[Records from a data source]

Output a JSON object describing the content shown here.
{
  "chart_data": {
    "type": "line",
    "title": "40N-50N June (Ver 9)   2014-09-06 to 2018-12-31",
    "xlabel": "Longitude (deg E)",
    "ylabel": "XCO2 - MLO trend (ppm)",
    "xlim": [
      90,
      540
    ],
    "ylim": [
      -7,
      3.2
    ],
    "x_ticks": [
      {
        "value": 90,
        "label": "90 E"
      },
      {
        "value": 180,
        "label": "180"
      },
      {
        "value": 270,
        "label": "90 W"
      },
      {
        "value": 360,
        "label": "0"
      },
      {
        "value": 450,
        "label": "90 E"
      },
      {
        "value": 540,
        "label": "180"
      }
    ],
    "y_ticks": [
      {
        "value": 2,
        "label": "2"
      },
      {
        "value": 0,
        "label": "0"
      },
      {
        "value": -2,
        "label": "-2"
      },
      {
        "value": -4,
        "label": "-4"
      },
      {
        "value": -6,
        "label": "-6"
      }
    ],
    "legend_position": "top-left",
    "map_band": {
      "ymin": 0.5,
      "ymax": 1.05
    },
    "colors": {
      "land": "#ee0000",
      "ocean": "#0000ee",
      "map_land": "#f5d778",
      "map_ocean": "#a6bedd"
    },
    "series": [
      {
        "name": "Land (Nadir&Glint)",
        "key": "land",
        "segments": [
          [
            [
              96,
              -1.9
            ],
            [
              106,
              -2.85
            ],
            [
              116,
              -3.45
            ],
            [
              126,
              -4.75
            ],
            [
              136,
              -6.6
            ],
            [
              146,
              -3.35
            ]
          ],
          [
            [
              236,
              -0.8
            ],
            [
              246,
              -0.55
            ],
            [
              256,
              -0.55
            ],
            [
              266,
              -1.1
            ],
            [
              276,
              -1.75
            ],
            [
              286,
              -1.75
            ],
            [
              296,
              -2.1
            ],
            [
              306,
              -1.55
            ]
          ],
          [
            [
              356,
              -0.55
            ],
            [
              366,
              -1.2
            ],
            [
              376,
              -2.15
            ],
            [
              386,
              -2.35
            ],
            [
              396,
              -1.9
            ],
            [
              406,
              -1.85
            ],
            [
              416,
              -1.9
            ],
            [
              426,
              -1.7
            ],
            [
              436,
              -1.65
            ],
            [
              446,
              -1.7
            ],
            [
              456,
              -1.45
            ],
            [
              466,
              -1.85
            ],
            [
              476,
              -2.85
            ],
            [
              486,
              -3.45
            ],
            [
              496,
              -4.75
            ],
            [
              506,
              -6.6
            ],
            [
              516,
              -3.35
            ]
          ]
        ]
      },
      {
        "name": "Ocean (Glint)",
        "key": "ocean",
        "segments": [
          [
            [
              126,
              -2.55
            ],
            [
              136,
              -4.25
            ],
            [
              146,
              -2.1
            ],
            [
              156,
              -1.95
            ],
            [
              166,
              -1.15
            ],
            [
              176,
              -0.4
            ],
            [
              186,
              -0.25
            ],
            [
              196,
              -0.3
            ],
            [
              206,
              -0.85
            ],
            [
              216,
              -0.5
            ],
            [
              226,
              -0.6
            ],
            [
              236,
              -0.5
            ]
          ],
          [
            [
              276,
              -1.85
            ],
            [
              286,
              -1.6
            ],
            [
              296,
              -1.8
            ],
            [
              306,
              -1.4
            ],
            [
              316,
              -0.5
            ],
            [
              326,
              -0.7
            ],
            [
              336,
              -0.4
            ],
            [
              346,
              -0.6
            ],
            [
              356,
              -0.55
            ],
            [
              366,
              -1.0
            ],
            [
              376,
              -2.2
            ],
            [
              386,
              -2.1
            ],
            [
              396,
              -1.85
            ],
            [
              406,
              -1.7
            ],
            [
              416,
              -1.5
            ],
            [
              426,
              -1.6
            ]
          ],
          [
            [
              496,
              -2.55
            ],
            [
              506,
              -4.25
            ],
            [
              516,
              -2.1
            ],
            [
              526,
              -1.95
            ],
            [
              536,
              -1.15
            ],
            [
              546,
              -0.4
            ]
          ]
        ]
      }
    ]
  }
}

### WHAT TO WORK ON
Copy each line of the data above without altering a single character.

### ANSWER TO THE PROBLEM
Output a JSON object describing the content shown here.
{
  "chart_data": {
    "type": "line",
    "title": "40N-50N June (Ver 9)   2014-09-06 to 2018-12-31",
    "xlabel": "Longitude (deg E)",
    "ylabel": "XCO2 - MLO trend (ppm)",
    "xlim": [
      90,
      540
    ],
    "ylim": [
      -7,
      3.2
    ],
    "x_ticks": [
      {
        "value": 90,
        "label": "90 E"
      },
      {
        "value": 180,
        "label": "180"
      },
      {
        "value": 270,
        "label": "90 W"
      },
      {
        "value": 360,
        "label": "0"
      },
      {
        "value": 450,
        "label": "90 E"
      },
      {
        "value": 540,
        "label": "180"
      }
    ],
    "y_ticks": [
      {
        "value": 2,
        "label": "2"
      },
      {
        "value": 0,
        "label": "0"
      },
      {
        "value": -2,
        "label": "-2"
      },
      {
        "value": -4,
        "label": "-4"
      },
      {
        "value": -6,
        "label": "-6"
      }
    ],
    "legend_position": "top-left",
    "map_band": {
      "ymin": 0.5,
      "ymax": 1.05
    },
    "colors": {
      "land": "#ee0000",
      "ocean": "#0000ee",
      "map_land": "#f5d778",
      "map_ocean": "#a6bedd"
    },
    "series": [
      {
        "name": "Land (Nadir&Glint)",
        "key": "land",
        "segments": [
          [
            [
              96,
              -1.9
            ],
            [
              106,
              -2.85
            ],
            [
              116,
              -3.45
            ],
            [
              126,
              -4.75
            ],
            [
              136,
              -6.6
            ],
            [
              146,
              -3.35
            ]
          ],
          [
            [
              236,
              -0.8
            ],
            [
              246,
              -0.55
            ],
            [
              256,
              -0.55
            ],
            [
              266,
              -1.1
            ],
            [
              276,
              -1.75
            ],
            [
              286,
              -1.75
            ],
            [
              296,
              -2.1
            ],
            [
              306,
              -1.55
            ]
          ],
          [
            [
              356,
              -0.55
            ],
            [
              366,
              -1.2
            ],
            [
              376,
              -2.15
            ],
            [
              386,
              -2.35
            ],
            [
              396,
              -1.9
            ],
            [
              406,
              -1.85
            ],
            [
              416,
              -1.9
            ],
            [
              426,
              -1.7
            ],
            [
              436,
              -1.65
            ],
            [
              446,
              -1.7
            ],
            [
              456,
              -1.45
            ],
            [
              466,
              -1.85
            ],
            [
              476,
              -2.85
            ],
            [
              486,
              -3.45
            ],
            [
              496,
              -4.75
            ],
            [
              506,
              -6.6
            ],
            [
              516,
              -3.35
            ]
          ]
        ]
      },
      {
        "name": "Ocean (Glint)",
        "key": "ocean",
        "segments": [
          [
            [
              126,
              -2.55
            ],
            [
              136,
              -4.25
            ],
            [
              146,
              -2.1
            ],
            [
              156,
              -1.95
            ],
            [
              166,
              -1.15
            ],
            [
              176,
              -0.4
            ],
            [
              186,
              -0.25
            ],
            [
              196,
              -0.3
            ],
            [
              206,
              -0.85
            ],
            [
              216,
              -0.5
            ],
            [
              226,
              -0.6
            ],
            [
              236,
              -0.5
            ]
          ],
          [
            [
              276,
              -1.85
            ],
            [
              286,
              -1.6
            ],
            [
              296,
              -1.8
            ],
            [
              306,
              -1.4
            ],
            [
              316,
              -0.5
            ],
            [
              326,
              -0.7
            ],
            [
              336,
              -0.4
            ],
            [
              346,
              -0.6
            ],
            [
              356,
              -0.55
            ],
            [
              366,
              -1.0
            ],
            [
              376,
              -2.2
            ],
            [
              386,
              -2.1
            ],
            [
              396,
              -1.85
            ],
            [
              406,
              -1.7
            ],
            [
              416,
              -1.5
            ],
            [
              426,
              -1.6
            ]
          ],
          [
            [
              496,
              -2.55
            ],
            [
              506,
              -4.25
            ],
            [
              516,
              -2.1
            ],
            [
              526,
              -1.95
            ],
            [
              536,
              -1.15
            ],
            [
              546,
              -0.4
            ]
          ]
        ]
      }
    ]
  }
}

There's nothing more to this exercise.